TASK PROMPT |
Only the number is wanted: tally the lines below that contain the word "resolución".
══ INPUT RECORDS ══
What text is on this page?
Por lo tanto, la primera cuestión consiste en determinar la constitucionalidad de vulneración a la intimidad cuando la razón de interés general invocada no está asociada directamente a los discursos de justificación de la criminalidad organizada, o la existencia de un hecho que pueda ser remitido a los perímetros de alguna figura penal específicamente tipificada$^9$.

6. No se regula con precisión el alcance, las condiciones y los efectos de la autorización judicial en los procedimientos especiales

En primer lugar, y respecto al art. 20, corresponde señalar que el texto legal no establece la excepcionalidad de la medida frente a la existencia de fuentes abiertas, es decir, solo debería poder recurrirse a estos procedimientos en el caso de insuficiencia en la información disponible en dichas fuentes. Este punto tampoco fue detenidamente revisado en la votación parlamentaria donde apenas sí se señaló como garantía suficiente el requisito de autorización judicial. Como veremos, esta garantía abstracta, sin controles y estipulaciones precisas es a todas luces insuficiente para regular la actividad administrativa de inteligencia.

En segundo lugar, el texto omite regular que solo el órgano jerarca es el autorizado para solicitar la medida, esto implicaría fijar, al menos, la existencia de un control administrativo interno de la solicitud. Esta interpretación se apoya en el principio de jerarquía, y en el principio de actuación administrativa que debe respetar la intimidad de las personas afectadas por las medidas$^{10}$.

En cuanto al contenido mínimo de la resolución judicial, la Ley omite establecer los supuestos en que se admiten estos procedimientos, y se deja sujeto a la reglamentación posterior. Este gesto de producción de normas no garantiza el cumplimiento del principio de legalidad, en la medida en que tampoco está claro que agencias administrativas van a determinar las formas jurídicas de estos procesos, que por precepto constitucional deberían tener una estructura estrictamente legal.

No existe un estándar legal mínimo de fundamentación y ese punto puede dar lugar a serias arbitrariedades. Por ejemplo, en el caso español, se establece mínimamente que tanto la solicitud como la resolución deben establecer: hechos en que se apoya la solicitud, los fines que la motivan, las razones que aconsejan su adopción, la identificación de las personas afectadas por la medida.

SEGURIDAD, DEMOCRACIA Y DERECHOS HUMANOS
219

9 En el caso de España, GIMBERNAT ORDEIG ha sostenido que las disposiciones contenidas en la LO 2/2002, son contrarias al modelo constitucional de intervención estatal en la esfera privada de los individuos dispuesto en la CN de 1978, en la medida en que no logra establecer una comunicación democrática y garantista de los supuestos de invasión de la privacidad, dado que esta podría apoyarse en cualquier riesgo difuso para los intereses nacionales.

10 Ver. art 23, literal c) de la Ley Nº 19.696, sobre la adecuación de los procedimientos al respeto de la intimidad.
═══
RESULT OF THE TASK |
2